*Objective:* Will you transcribe the entries that follow, exactly and in full?

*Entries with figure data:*

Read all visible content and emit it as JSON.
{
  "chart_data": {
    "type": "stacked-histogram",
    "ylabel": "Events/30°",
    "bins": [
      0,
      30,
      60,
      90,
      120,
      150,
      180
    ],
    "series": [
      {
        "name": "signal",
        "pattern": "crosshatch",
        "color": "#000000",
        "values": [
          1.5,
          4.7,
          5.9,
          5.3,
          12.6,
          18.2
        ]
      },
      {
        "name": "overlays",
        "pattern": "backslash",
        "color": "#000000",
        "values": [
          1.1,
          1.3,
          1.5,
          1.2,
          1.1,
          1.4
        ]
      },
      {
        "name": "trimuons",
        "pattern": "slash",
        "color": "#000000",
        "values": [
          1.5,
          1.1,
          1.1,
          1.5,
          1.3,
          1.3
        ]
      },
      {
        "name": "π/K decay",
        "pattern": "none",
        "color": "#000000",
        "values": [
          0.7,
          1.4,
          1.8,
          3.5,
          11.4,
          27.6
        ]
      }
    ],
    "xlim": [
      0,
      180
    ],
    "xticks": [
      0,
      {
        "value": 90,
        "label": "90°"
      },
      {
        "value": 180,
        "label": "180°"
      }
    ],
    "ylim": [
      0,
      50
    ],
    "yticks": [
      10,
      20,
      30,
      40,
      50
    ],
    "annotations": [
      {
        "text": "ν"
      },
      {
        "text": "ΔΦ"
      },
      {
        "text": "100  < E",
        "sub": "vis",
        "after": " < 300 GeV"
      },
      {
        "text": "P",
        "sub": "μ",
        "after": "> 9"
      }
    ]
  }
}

*Answer:*
Read all visible content and emit it as JSON.
{
  "chart_data": {
    "type": "stacked-histogram",
    "ylabel": "Events/30°",
    "bins": [
      0,
      30,
      60,
      90,
      120,
      150,
      180
    ],
    "series": [
      {
        "name": "signal",
        "pattern": "crosshatch",
        "color": "#000000",
        "values": [
          1.5,
          4.7,
          5.9,
          5.3,
          12.6,
          18.2
        ]
      },
      {
        "name": "overlays",
        "pattern": "backslash",
        "color": "#000000",
        "values": [
          1.1,
          1.3,
          1.5,
          1.2,
          1.1,
          1.4
        ]
      },
      {
        "name": "trimuons",
        "pattern": "slash",
        "color": "#000000",
        "values": [
          1.5,
          1.1,
          1.1,
          1.5,
          1.3,
          1.3
        ]
      },
      {
        "name": "π/K decay",
        "pattern": "none",
        "color": "#000000",
        "values": [
          0.7,
          1.4,
          1.8,
          3.5,
          11.4,
          27.6
        ]
      }
    ],
    "xlim": [
      0,
      180
    ],
    "xticks": [
      0,
      {
        "value": 90,
        "label": "90°"
      },
      {
        "value": 180,
        "label": "180°"
      }
    ],
    "ylim": [
      0,
      50
    ],
    "yticks": [
      10,
      20,
      30,
      40,
      50
    ],
    "annotations": [
      {
        "text": "ν"
      },
      {
        "text": "ΔΦ"
      },
      {
        "text": "100  < E",
        "sub": "vis",
        "after": " < 300 GeV"
      },
      {
        "text": "P",
        "sub": "μ",
        "after": "> 9"
      }
    ]
  }
}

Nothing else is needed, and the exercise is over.